(Set task) Exclude the pictures, then repeat the remaining data exactly.

(Raw records)

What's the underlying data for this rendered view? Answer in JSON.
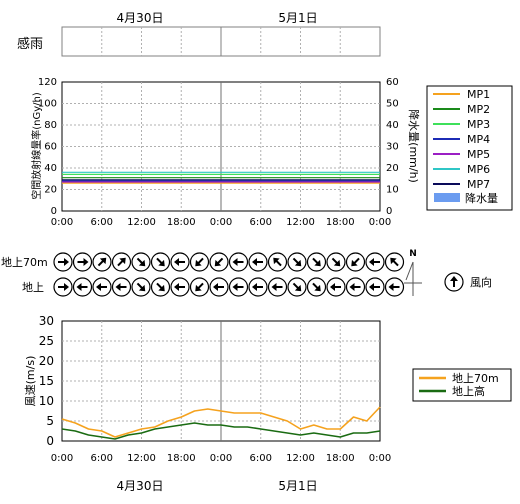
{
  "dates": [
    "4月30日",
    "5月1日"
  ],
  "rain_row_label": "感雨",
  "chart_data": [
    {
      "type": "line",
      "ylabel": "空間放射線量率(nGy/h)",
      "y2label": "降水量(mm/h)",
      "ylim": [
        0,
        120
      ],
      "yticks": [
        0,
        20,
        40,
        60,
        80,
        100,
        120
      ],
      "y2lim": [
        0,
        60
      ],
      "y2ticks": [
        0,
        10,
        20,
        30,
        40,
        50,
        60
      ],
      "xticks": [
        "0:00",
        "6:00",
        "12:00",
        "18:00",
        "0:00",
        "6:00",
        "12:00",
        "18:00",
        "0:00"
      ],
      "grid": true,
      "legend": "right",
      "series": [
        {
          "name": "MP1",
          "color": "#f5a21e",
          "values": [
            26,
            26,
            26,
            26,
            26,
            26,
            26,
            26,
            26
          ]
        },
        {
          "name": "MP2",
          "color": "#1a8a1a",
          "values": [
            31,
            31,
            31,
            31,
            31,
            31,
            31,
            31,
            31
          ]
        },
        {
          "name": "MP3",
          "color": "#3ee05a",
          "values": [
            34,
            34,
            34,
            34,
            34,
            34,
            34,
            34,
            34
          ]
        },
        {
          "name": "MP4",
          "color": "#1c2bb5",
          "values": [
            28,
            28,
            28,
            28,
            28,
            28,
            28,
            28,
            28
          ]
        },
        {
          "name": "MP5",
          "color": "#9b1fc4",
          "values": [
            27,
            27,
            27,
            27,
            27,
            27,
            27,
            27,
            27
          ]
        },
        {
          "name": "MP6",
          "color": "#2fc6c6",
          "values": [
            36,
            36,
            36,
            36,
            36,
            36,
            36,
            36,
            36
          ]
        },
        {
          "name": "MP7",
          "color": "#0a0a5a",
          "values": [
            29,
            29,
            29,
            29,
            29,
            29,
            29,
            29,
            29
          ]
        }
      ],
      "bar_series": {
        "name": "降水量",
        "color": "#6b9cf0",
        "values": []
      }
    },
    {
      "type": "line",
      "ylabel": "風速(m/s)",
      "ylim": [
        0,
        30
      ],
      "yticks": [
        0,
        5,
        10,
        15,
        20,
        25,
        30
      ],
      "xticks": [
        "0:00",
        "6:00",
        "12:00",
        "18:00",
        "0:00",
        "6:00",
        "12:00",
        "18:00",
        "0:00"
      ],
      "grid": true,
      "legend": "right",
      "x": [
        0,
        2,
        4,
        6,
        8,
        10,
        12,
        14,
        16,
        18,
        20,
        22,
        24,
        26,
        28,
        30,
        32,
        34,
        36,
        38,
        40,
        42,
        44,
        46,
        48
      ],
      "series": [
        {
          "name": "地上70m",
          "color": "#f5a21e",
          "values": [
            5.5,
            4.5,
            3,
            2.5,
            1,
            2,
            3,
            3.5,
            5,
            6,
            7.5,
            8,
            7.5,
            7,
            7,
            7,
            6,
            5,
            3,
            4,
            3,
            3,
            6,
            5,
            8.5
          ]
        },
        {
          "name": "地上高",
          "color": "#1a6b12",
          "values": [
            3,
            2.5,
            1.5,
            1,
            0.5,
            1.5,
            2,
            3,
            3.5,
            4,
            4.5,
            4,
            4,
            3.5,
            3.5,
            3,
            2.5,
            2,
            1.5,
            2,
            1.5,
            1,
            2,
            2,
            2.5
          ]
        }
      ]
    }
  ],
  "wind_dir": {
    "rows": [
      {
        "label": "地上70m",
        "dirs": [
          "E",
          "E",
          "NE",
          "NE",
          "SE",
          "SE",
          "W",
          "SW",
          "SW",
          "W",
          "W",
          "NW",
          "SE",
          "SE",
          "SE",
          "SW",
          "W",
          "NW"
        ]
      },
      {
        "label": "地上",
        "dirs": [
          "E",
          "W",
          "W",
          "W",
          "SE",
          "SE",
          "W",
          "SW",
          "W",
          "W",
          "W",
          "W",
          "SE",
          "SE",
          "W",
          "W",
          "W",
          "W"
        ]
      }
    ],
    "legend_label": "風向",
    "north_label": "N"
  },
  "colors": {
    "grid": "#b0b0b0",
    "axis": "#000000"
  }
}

(Response below)
What's the underlying data for this rendered view? Answer in JSON.
{
  "dates": [
    "4月30日",
    "5月1日"
  ],
  "rain_row_label": "感雨",
  "chart_data": [
    {
      "type": "line",
      "ylabel": "空間放射線量率(nGy/h)",
      "y2label": "降水量(mm/h)",
      "ylim": [
        0,
        120
      ],
      "yticks": [
        0,
        20,
        40,
        60,
        80,
        100,
        120
      ],
      "y2lim": [
        0,
        60
      ],
      "y2ticks": [
        0,
        10,
        20,
        30,
        40,
        50,
        60
      ],
      "xticks": [
        "0:00",
        "6:00",
        "12:00",
        "18:00",
        "0:00",
        "6:00",
        "12:00",
        "18:00",
        "0:00"
      ],
      "grid": true,
      "legend": "right",
      "series": [
        {
          "name": "MP1",
          "color": "#f5a21e",
          "values": [
            26,
            26,
            26,
            26,
            26,
            26,
            26,
            26,
            26
          ]
        },
        {
          "name": "MP2",
          "color": "#1a8a1a",
          "values": [
            31,
            31,
            31,
            31,
            31,
            31,
            31,
            31,
            31
          ]
        },
        {
          "name": "MP3",
          "color": "#3ee05a",
          "values": [
            34,
            34,
            34,
            34,
            34,
            34,
            34,
            34,
            34
          ]
        },
        {
          "name": "MP4",
          "color": "#1c2bb5",
          "values": [
            28,
            28,
            28,
            28,
            28,
            28,
            28,
            28,
            28
          ]
        },
        {
          "name": "MP5",
          "color": "#9b1fc4",
          "values": [
            27,
            27,
            27,
            27,
            27,
            27,
            27,
            27,
            27
          ]
        },
        {
          "name": "MP6",
          "color": "#2fc6c6",
          "values": [
            36,
            36,
            36,
            36,
            36,
            36,
            36,
            36,
            36
          ]
        },
        {
          "name": "MP7",
          "color": "#0a0a5a",
          "values": [
            29,
            29,
            29,
            29,
            29,
            29,
            29,
            29,
            29
          ]
        }
      ],
      "bar_series": {
        "name": "降水量",
        "color": "#6b9cf0",
        "values": []
      }
    },
    {
      "type": "line",
      "ylabel": "風速(m/s)",
      "ylim": [
        0,
        30
      ],
      "yticks": [
        0,
        5,
        10,
        15,
        20,
        25,
        30
      ],
      "xticks": [
        "0:00",
        "6:00",
        "12:00",
        "18:00",
        "0:00",
        "6:00",
        "12:00",
        "18:00",
        "0:00"
      ],
      "grid": true,
      "legend": "right",
      "x": [
        0,
        2,
        4,
        6,
        8,
        10,
        12,
        14,
        16,
        18,
        20,
        22,
        24,
        26,
        28,
        30,
        32,
        34,
        36,
        38,
        40,
        42,
        44,
        46,
        48
      ],
      "series": [
        {
          "name": "地上70m",
          "color": "#f5a21e",
          "values": [
            5.5,
            4.5,
            3,
            2.5,
            1,
            2,
            3,
            3.5,
            5,
            6,
            7.5,
            8,
            7.5,
            7,
            7,
            7,
            6,
            5,
            3,
            4,
            3,
            3,
            6,
            5,
            8.5
          ]
        },
        {
          "name": "地上高",
          "color": "#1a6b12",
          "values": [
            3,
            2.5,
            1.5,
            1,
            0.5,
            1.5,
            2,
            3,
            3.5,
            4,
            4.5,
            4,
            4,
            3.5,
            3.5,
            3,
            2.5,
            2,
            1.5,
            2,
            1.5,
            1,
            2,
            2,
            2.5
          ]
        }
      ]
    }
  ],
  "wind_dir": {
    "rows": [
      {
        "label": "地上70m",
        "dirs": [
          "E",
          "E",
          "NE",
          "NE",
          "SE",
          "SE",
          "W",
          "SW",
          "SW",
          "W",
          "W",
          "NW",
          "SE",
          "SE",
          "SE",
          "SW",
          "W",
          "NW"
        ]
      },
      {
        "label": "地上",
        "dirs": [
          "E",
          "W",
          "W",
          "W",
          "SE",
          "SE",
          "W",
          "SW",
          "W",
          "W",
          "W",
          "W",
          "SE",
          "SE",
          "W",
          "W",
          "W",
          "W"
        ]
      }
    ],
    "legend_label": "風向",
    "north_label": "N"
  },
  "colors": {
    "grid": "#b0b0b0",
    "axis": "#000000"
  }
}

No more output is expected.